PROBLEM STATEMENT -
Return the whole listing, keeping every character the same.

[Entries from a dataset]

· · · · · · ·

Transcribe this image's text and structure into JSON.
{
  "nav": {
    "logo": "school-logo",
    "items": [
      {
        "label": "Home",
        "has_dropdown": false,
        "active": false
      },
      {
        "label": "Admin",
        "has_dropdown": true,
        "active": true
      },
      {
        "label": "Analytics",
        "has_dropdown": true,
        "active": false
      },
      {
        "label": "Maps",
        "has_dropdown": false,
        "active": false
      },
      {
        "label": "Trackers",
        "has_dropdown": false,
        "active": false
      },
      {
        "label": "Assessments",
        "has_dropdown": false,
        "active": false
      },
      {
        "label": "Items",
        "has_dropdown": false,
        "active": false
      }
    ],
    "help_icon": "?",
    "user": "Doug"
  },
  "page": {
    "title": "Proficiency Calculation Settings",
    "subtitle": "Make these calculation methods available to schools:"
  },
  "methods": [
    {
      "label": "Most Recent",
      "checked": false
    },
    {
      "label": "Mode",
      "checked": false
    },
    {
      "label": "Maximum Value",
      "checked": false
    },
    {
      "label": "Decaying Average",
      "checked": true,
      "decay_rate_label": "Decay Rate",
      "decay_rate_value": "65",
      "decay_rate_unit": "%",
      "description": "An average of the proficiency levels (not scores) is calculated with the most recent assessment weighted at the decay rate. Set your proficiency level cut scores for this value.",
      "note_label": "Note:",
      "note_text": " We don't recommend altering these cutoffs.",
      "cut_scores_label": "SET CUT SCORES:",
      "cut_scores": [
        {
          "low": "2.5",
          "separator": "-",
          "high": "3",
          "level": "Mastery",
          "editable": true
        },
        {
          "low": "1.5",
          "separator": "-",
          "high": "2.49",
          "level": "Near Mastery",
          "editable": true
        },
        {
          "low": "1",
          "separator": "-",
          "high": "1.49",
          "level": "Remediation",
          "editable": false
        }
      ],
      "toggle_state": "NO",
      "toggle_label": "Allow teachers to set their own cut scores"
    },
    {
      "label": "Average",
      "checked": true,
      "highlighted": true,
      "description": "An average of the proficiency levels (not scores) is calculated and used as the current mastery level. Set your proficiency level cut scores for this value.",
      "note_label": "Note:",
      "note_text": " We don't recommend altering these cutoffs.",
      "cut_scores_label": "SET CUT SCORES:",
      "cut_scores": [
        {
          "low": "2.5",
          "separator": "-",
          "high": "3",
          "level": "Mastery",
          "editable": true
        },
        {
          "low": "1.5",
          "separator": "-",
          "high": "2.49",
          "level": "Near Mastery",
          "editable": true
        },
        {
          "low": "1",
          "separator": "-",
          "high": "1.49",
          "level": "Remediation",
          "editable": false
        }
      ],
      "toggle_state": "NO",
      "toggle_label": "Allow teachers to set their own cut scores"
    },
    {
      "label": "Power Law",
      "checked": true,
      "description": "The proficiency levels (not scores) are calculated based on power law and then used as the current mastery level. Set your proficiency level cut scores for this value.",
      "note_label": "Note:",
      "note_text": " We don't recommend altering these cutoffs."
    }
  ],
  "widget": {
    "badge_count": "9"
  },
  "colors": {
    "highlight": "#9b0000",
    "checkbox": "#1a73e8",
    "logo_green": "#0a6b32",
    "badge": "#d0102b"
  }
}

· · · · · · ·

OUTPUT OF THE TASK -
Transcribe this image's text and structure into JSON.
{
  "nav": {
    "logo": "school-logo",
    "items": [
      {
        "label": "Home",
        "has_dropdown": false,
        "active": false
      },
      {
        "label": "Admin",
        "has_dropdown": true,
        "active": true
      },
      {
        "label": "Analytics",
        "has_dropdown": true,
        "active": false
      },
      {
        "label": "Maps",
        "has_dropdown": false,
        "active": false
      },
      {
        "label": "Trackers",
        "has_dropdown": false,
        "active": false
      },
      {
        "label": "Assessments",
        "has_dropdown": false,
        "active": false
      },
      {
        "label": "Items",
        "has_dropdown": false,
        "active": false
      }
    ],
    "help_icon": "?",
    "user": "Doug"
  },
  "page": {
    "title": "Proficiency Calculation Settings",
    "subtitle": "Make these calculation methods available to schools:"
  },
  "methods": [
    {
      "label": "Most Recent",
      "checked": false
    },
    {
      "label": "Mode",
      "checked": false
    },
    {
      "label": "Maximum Value",
      "checked": false
    },
    {
      "label": "Decaying Average",
      "checked": true,
      "decay_rate_label": "Decay Rate",
      "decay_rate_value": "65",
      "decay_rate_unit": "%",
      "description": "An average of the proficiency levels (not scores) is calculated with the most recent assessment weighted at the decay rate. Set your proficiency level cut scores for this value.",
      "note_label": "Note:",
      "note_text": " We don't recommend altering these cutoffs.",
      "cut_scores_label": "SET CUT SCORES:",
      "cut_scores": [
        {
          "low": "2.5",
          "separator": "-",
          "high": "3",
          "level": "Mastery",
          "editable": true
        },
        {
          "low": "1.5",
          "separator": "-",
          "high": "2.49",
          "level": "Near Mastery",
          "editable": true
        },
        {
          "low": "1",
          "separator": "-",
          "high": "1.49",
          "level": "Remediation",
          "editable": false
        }
      ],
      "toggle_state": "NO",
      "toggle_label": "Allow teachers to set their own cut scores"
    },
    {
      "label": "Average",
      "checked": true,
      "highlighted": true,
      "description": "An average of the proficiency levels (not scores) is calculated and used as the current mastery level. Set your proficiency level cut scores for this value.",
      "note_label": "Note:",
      "note_text": " We don't recommend altering these cutoffs.",
      "cut_scores_label": "SET CUT SCORES:",
      "cut_scores": [
        {
          "low": "2.5",
          "separator": "-",
          "high": "3",
          "level": "Mastery",
          "editable": true
        },
        {
          "low": "1.5",
          "separator": "-",
          "high": "2.49",
          "level": "Near Mastery",
          "editable": true
        },
        {
          "low": "1",
          "separator": "-",
          "high": "1.49",
          "level": "Remediation",
          "editable": false
        }
      ],
      "toggle_state": "NO",
      "toggle_label": "Allow teachers to set their own cut scores"
    },
    {
      "label": "Power Law",
      "checked": true,
      "description": "The proficiency levels (not scores) are calculated based on power law and then used as the current mastery level. Set your proficiency level cut scores for this value.",
      "note_label": "Note:",
      "note_text": " We don't recommend altering these cutoffs."
    }
  ],
  "widget": {
    "badge_count": "9"
  },
  "colors": {
    "highlight": "#9b0000",
    "checkbox": "#1a73e8",
    "logo_green": "#0a6b32",
    "badge": "#d0102b"
  }
}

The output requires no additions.